─── Dataset entries ───

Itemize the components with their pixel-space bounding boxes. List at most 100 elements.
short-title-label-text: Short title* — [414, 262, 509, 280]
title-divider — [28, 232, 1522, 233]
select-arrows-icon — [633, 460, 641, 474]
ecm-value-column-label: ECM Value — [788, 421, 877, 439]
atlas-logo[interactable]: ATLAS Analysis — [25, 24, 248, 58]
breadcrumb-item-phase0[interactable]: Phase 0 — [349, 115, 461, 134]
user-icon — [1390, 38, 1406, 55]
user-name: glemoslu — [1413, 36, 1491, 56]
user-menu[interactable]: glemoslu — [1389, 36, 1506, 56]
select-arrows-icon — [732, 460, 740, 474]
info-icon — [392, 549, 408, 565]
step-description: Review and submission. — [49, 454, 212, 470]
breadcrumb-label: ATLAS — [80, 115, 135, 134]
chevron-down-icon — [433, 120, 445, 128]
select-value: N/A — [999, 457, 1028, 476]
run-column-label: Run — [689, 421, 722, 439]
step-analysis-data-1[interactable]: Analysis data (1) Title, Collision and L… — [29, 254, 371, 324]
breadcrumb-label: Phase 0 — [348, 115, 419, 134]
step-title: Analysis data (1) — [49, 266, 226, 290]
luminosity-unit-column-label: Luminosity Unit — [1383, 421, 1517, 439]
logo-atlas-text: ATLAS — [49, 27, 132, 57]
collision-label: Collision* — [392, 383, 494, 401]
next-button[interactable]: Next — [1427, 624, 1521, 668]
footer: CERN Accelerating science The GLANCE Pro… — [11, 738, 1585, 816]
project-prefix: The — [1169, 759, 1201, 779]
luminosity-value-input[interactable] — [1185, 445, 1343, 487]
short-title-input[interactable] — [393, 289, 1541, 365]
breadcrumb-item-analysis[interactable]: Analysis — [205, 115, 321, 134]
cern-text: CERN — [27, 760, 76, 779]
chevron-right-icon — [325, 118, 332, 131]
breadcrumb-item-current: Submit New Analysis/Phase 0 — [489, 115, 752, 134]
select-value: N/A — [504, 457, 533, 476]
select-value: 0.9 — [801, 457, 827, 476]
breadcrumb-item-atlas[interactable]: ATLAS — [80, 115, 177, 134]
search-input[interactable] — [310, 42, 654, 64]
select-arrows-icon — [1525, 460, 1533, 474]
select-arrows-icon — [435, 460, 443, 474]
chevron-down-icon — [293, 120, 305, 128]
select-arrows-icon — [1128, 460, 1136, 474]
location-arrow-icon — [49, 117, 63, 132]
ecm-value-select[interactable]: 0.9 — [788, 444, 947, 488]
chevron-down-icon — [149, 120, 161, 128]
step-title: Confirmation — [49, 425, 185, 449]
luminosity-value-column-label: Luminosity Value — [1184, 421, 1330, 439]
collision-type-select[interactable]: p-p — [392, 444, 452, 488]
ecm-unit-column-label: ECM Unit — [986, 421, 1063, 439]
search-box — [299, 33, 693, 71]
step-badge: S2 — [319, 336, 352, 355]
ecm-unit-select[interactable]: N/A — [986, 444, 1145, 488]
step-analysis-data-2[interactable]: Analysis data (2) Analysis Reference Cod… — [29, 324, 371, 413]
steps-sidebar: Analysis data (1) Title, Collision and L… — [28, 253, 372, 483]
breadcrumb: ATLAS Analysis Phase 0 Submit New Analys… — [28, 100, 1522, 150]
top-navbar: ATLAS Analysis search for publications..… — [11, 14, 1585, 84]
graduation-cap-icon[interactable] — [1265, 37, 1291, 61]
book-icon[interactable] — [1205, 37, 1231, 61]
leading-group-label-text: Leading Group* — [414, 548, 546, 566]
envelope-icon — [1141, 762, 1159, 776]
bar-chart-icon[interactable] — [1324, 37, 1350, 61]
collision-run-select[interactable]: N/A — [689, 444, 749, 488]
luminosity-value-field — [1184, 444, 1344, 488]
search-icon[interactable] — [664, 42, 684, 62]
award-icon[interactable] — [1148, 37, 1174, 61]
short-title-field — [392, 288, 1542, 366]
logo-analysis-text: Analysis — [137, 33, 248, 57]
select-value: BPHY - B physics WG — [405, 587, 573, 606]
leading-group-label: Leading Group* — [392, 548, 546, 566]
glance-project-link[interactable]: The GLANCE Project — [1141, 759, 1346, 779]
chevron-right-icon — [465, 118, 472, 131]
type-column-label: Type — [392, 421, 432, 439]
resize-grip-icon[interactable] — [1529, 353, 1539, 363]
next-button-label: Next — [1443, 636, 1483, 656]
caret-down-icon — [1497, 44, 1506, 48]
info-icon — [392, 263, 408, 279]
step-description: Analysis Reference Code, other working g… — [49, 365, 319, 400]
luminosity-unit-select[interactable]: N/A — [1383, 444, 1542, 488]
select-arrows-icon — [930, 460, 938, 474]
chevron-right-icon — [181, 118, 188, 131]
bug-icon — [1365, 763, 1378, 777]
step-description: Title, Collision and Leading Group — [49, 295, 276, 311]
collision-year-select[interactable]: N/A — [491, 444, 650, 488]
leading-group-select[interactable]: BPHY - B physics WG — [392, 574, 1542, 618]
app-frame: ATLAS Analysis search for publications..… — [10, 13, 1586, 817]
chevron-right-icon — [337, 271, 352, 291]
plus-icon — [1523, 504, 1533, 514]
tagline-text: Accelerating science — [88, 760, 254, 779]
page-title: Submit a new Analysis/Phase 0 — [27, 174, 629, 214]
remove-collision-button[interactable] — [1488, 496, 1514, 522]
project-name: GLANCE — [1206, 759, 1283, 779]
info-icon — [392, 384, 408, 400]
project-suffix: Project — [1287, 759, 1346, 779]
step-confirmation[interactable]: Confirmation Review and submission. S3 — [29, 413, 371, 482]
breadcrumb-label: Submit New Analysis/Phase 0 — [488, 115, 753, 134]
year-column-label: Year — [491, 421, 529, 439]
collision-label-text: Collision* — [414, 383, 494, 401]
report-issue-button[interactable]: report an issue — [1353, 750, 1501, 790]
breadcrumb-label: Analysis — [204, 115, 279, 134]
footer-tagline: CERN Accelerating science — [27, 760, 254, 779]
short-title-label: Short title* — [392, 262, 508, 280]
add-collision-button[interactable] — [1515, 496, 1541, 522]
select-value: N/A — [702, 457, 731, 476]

───

*Task statement*
Copy the data word for word, from the first line through the line containing "luminosity-unit-column-label: Luminosity Unit", including both of those lines.

*Result of this exercise*
Itemize the components with their pixel-space bounding boxes. List at most 100 elements.
short-title-label-text: Short title* — [414, 262, 509, 280]
title-divider — [28, 232, 1522, 233]
select-arrows-icon — [633, 460, 641, 474]
ecm-value-column-label: ECM Value — [788, 421, 877, 439]
atlas-logo[interactable]: ATLAS Analysis — [25, 24, 248, 58]
breadcrumb-item-phase0[interactable]: Phase 0 — [349, 115, 461, 134]
user-icon — [1390, 38, 1406, 55]
user-name: glemoslu — [1413, 36, 1491, 56]
user-menu[interactable]: glemoslu — [1389, 36, 1506, 56]
select-arrows-icon — [732, 460, 740, 474]
info-icon — [392, 549, 408, 565]
step-description: Review and submission. — [49, 454, 212, 470]
breadcrumb-label: ATLAS — [80, 115, 135, 134]
chevron-down-icon — [433, 120, 445, 128]
select-value: N/A — [999, 457, 1028, 476]
run-column-label: Run — [689, 421, 722, 439]
step-analysis-data-1[interactable]: Analysis data (1) Title, Collision and L… — [29, 254, 371, 324]
breadcrumb-label: Phase 0 — [348, 115, 419, 134]
step-title: Analysis data (1) — [49, 266, 226, 290]
luminosity-unit-column-label: Luminosity Unit — [1383, 421, 1517, 439]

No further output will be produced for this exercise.